* begin Data shown *

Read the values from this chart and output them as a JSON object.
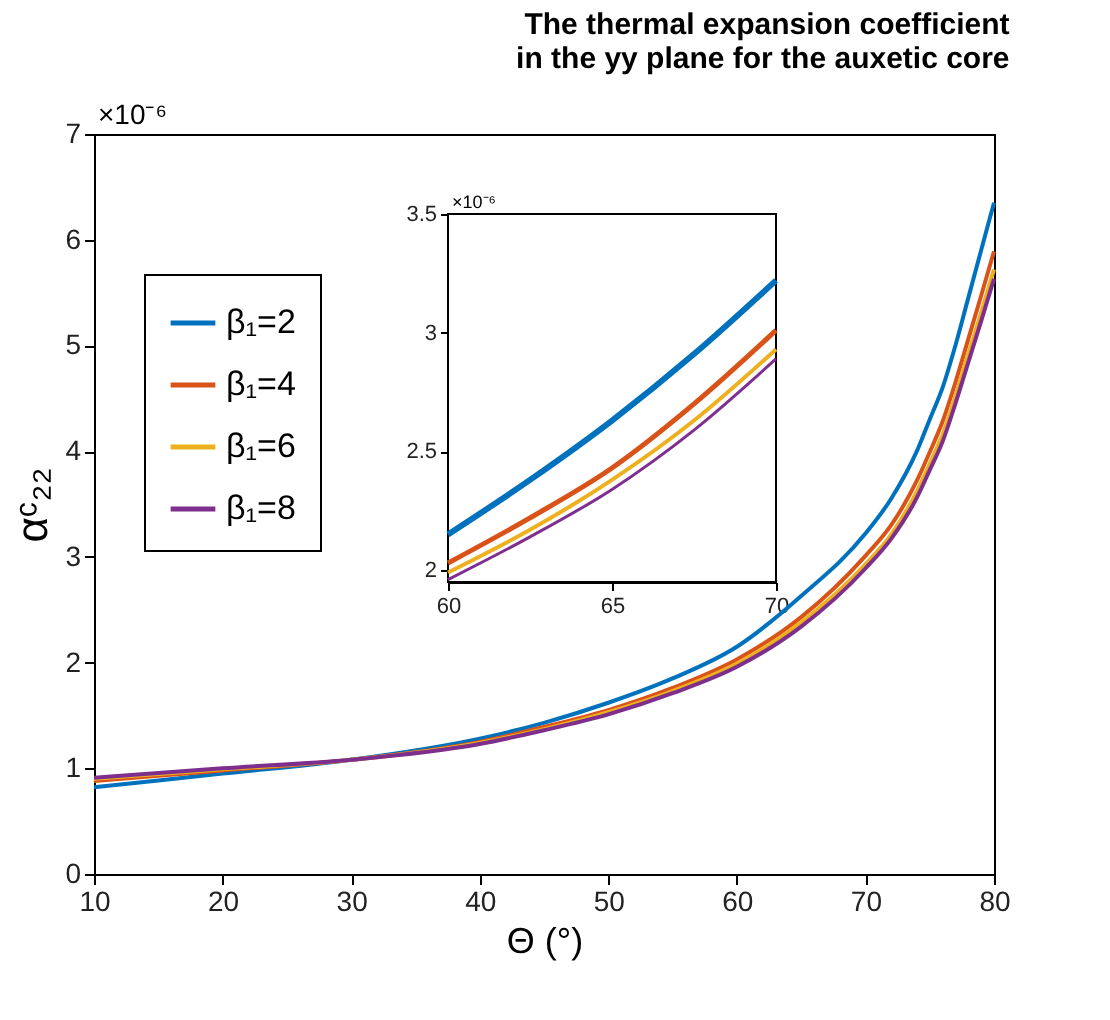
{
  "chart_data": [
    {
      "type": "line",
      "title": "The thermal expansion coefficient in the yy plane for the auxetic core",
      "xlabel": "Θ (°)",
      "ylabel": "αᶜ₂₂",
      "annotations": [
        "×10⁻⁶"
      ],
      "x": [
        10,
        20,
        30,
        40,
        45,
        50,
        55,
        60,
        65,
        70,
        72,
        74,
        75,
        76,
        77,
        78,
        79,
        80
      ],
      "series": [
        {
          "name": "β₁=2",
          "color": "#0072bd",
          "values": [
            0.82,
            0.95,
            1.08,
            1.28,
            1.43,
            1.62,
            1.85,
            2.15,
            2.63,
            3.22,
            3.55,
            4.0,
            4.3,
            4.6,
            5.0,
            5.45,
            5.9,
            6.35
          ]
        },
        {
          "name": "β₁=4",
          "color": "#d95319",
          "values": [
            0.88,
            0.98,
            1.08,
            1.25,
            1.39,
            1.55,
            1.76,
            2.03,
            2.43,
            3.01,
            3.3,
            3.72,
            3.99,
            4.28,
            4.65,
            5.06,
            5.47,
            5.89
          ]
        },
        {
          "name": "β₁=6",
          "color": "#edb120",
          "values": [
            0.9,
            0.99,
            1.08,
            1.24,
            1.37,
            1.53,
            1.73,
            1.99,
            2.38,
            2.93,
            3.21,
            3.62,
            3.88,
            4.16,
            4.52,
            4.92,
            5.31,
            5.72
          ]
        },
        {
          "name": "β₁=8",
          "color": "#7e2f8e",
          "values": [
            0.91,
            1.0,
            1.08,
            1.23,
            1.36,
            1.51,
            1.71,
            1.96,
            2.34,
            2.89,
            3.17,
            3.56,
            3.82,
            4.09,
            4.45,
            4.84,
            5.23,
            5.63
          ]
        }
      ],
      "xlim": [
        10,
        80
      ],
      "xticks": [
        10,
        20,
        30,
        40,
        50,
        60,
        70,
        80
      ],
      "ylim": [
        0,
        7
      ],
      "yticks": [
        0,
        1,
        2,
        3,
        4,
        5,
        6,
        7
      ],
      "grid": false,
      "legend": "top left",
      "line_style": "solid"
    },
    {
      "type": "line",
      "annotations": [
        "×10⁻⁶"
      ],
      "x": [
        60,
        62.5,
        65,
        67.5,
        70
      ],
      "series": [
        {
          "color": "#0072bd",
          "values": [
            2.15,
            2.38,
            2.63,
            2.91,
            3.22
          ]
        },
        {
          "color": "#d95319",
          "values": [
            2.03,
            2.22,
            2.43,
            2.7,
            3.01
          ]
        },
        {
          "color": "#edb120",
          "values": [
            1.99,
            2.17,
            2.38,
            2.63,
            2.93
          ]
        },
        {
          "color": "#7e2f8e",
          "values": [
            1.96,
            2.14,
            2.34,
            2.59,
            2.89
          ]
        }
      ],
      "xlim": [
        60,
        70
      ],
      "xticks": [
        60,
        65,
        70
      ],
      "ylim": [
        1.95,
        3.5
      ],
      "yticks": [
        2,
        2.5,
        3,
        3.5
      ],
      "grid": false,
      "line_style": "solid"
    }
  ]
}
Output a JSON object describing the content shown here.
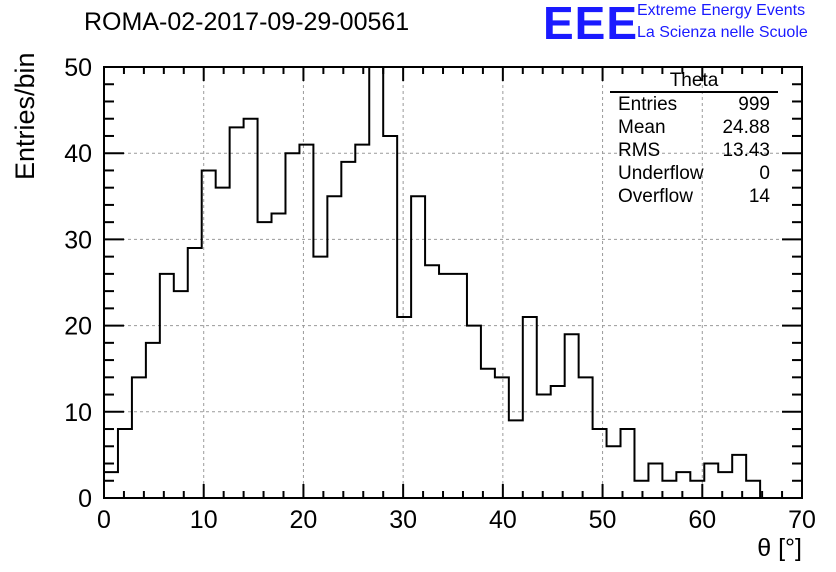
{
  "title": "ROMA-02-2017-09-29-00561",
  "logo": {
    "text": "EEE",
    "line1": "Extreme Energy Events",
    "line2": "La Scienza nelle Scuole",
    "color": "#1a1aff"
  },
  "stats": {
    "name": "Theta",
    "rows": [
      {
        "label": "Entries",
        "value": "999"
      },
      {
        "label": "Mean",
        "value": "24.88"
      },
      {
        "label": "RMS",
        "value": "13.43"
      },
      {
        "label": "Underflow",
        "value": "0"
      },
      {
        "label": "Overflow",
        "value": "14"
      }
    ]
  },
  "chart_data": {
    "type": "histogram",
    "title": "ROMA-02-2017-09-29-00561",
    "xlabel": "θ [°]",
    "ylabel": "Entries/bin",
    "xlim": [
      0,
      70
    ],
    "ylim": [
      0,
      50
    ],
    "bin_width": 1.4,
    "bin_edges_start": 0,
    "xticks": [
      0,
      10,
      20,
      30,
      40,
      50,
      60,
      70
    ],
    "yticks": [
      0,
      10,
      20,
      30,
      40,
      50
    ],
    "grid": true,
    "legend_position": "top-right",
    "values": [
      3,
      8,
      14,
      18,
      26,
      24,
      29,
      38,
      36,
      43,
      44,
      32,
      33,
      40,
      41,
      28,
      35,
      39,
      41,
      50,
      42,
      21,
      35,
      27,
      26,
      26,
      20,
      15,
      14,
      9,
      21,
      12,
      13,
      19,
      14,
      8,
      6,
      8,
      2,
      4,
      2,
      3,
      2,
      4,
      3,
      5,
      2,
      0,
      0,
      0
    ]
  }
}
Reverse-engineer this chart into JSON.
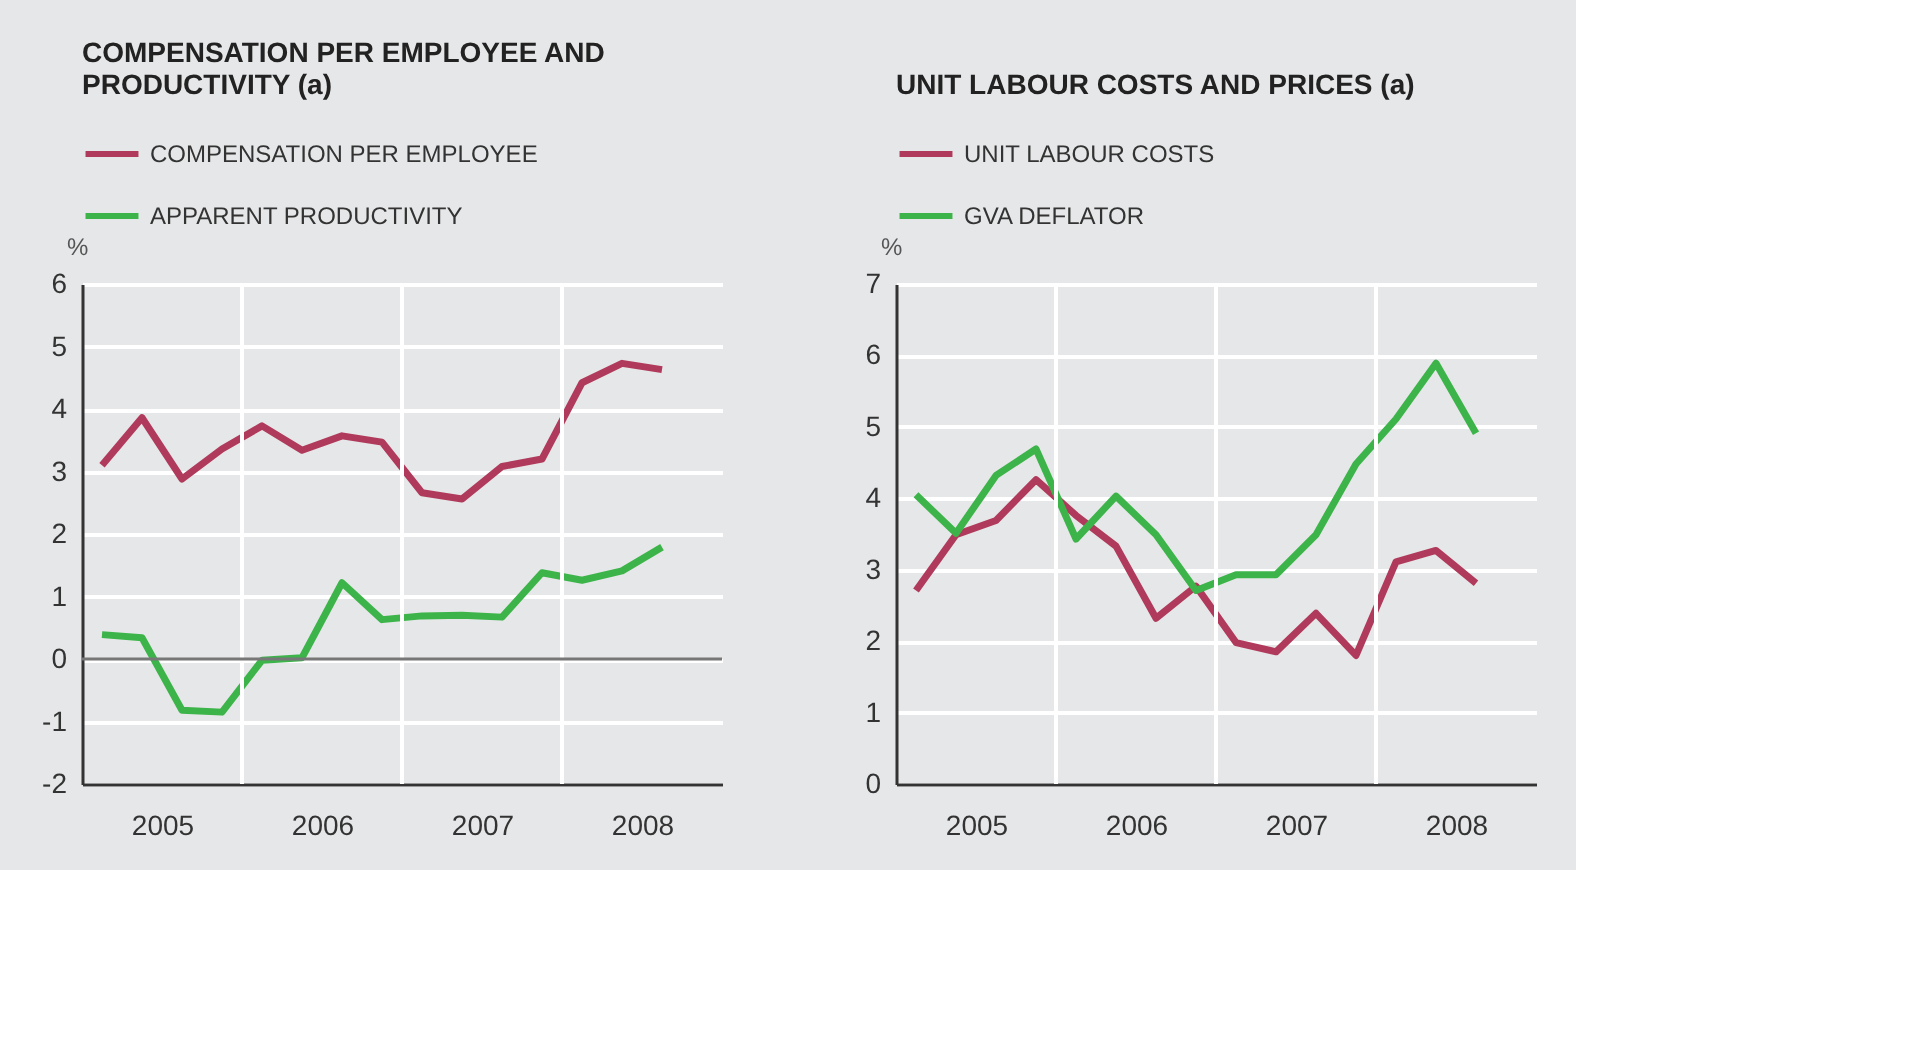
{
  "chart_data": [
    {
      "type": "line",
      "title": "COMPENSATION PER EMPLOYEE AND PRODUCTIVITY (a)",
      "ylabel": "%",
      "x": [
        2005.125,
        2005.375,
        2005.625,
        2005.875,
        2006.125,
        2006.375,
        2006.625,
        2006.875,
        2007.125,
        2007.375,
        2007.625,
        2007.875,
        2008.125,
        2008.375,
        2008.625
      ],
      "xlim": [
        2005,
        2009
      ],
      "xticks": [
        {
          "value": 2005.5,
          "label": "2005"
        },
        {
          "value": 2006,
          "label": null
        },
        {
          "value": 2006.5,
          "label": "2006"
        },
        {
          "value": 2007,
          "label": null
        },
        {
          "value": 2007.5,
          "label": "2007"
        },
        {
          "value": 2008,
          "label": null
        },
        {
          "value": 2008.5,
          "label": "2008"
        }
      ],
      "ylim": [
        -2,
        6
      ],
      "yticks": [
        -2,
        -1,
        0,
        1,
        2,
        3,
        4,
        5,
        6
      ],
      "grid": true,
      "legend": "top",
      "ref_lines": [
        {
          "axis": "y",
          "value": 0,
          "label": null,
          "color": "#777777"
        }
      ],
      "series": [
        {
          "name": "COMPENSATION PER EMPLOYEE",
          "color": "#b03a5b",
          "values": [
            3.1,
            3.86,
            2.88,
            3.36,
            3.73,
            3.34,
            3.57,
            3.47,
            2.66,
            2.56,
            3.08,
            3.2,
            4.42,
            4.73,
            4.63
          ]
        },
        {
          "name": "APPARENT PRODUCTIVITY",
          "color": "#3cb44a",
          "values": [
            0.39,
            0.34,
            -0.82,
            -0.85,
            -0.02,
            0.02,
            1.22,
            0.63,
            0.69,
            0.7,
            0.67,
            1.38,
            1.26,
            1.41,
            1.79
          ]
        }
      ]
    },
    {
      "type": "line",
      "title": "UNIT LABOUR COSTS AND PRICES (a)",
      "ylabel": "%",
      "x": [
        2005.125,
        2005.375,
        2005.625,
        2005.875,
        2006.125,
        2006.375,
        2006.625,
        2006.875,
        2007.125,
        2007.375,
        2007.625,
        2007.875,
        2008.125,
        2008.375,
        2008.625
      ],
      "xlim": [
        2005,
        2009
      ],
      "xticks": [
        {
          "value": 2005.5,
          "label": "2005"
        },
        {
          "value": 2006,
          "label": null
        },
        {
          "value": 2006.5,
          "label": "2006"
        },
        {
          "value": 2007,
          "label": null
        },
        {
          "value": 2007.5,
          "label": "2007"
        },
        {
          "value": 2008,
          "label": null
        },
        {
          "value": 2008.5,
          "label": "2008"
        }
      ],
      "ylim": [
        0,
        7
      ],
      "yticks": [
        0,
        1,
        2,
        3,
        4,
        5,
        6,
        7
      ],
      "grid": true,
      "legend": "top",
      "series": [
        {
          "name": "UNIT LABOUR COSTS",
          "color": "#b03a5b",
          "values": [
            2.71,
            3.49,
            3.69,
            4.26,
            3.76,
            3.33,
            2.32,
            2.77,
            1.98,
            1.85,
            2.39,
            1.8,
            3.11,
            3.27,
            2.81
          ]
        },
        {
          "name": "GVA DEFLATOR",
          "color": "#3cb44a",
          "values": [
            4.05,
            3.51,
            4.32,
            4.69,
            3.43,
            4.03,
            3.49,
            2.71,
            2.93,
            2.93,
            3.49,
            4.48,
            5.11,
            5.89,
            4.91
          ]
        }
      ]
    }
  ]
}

* end Data shown *

Short task - Locate all lines that include the word "object" and copy them out.

Exercise response -
Read the values from this chart and output them as a JSON object.
Output a JSON object describing the content shown here.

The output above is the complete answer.